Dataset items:
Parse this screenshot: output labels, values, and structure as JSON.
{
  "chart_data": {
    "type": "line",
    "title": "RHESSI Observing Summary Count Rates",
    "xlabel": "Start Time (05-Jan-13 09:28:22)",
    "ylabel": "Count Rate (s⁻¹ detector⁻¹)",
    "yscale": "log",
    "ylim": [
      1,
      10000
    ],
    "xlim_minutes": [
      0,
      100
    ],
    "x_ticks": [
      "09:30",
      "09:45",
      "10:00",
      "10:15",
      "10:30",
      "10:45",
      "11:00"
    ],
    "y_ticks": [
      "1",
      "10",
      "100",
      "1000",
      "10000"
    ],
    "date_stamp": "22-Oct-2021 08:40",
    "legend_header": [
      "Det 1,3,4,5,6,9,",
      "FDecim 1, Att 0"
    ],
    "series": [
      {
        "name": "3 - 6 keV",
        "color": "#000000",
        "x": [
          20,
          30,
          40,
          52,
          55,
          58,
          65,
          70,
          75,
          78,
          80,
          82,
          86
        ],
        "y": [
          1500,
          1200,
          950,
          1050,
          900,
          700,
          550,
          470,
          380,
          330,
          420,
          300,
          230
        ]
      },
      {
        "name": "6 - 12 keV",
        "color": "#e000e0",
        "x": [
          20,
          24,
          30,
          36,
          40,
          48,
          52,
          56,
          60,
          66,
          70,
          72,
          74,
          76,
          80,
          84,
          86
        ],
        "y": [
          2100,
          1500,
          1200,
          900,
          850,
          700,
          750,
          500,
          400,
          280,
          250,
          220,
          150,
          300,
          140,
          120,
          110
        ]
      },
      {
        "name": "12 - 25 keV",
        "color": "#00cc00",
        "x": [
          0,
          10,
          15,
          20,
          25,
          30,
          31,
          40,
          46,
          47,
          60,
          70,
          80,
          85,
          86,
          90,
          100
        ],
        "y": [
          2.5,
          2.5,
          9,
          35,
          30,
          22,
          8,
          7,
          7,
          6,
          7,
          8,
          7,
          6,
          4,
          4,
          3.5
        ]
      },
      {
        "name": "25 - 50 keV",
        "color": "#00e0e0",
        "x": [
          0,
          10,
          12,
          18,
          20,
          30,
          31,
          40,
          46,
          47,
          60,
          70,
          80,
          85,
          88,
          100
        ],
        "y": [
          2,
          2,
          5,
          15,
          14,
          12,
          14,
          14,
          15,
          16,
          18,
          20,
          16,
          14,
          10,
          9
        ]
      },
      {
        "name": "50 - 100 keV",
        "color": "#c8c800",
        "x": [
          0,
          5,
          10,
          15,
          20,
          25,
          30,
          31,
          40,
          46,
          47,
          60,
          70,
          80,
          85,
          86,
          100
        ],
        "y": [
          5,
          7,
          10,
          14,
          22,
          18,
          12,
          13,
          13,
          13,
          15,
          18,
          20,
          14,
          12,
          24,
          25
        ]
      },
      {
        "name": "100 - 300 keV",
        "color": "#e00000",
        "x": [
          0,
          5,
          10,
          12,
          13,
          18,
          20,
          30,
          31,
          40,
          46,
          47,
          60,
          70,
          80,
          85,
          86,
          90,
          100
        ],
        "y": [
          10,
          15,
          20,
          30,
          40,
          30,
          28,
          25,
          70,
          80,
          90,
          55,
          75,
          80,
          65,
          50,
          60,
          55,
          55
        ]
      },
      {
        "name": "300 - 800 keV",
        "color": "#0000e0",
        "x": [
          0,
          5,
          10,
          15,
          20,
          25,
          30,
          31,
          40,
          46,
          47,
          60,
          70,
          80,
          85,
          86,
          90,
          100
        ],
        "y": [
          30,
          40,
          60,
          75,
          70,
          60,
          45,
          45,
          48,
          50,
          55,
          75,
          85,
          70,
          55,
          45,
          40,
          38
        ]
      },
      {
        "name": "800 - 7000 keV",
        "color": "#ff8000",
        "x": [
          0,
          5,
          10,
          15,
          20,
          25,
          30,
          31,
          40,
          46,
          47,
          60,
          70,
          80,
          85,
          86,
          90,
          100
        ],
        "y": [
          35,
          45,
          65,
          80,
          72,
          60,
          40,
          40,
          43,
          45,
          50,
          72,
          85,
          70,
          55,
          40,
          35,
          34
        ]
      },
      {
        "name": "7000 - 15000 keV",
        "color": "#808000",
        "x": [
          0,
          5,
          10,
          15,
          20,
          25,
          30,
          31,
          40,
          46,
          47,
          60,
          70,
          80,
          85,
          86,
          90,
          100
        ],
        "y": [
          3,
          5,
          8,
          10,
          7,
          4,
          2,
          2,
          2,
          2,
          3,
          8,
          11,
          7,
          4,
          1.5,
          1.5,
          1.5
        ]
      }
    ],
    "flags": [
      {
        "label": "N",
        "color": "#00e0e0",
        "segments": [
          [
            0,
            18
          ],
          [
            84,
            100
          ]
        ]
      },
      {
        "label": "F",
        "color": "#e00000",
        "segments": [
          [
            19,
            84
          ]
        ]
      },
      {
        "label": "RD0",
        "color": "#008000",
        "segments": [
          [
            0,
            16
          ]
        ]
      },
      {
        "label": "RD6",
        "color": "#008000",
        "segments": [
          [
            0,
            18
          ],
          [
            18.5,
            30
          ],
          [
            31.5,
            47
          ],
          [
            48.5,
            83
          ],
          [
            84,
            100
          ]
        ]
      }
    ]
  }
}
---
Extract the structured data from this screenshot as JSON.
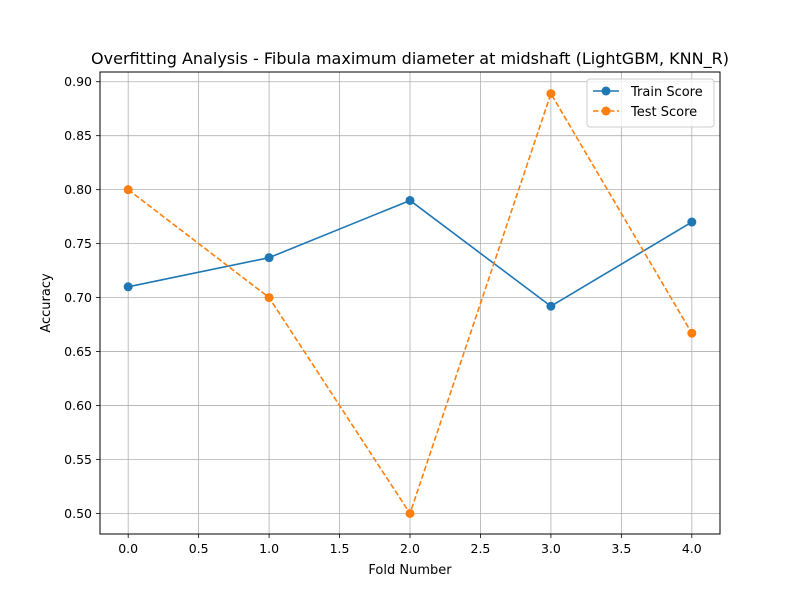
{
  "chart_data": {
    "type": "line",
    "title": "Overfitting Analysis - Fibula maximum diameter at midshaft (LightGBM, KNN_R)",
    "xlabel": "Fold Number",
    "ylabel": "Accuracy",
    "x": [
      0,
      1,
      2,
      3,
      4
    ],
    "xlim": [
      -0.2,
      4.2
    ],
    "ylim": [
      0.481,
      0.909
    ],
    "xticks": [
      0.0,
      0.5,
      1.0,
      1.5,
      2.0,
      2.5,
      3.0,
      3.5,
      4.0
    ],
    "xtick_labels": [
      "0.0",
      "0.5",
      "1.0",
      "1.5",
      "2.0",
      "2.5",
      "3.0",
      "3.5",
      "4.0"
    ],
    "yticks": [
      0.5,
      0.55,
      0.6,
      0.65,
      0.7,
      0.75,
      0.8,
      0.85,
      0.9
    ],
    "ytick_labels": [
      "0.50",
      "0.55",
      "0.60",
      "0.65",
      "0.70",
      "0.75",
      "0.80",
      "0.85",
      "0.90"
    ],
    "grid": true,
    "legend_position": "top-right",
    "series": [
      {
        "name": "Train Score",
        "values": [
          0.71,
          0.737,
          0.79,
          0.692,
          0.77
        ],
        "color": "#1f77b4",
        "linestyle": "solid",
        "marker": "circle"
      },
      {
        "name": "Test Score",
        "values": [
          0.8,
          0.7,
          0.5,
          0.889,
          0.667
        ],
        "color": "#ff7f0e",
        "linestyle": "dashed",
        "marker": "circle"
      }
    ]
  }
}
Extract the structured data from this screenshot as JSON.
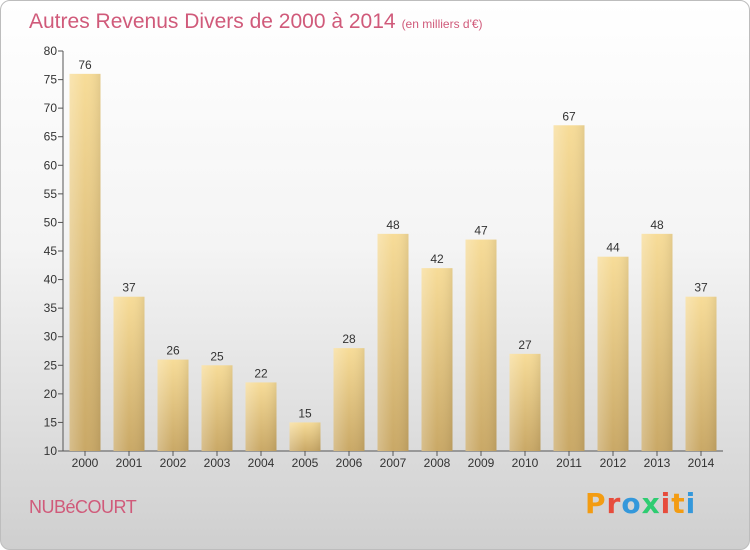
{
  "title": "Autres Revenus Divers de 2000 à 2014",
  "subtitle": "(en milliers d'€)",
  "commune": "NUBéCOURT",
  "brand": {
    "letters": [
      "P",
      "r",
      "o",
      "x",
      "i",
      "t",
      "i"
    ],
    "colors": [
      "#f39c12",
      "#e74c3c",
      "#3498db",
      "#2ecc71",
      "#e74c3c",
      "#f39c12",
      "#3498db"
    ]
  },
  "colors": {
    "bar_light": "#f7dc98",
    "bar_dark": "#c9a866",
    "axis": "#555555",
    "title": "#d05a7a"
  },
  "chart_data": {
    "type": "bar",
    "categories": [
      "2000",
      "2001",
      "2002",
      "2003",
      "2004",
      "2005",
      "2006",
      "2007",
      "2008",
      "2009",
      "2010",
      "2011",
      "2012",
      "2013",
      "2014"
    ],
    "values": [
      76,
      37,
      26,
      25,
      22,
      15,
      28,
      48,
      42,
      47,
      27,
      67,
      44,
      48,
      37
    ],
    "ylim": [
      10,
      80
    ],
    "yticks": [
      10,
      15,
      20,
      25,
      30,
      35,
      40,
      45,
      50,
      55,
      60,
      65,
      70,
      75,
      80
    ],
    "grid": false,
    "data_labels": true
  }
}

DIRECTION: How many lines of the entries above hold the string "values"? Reply with the number alone.

WRITTEN SOLUTION: 4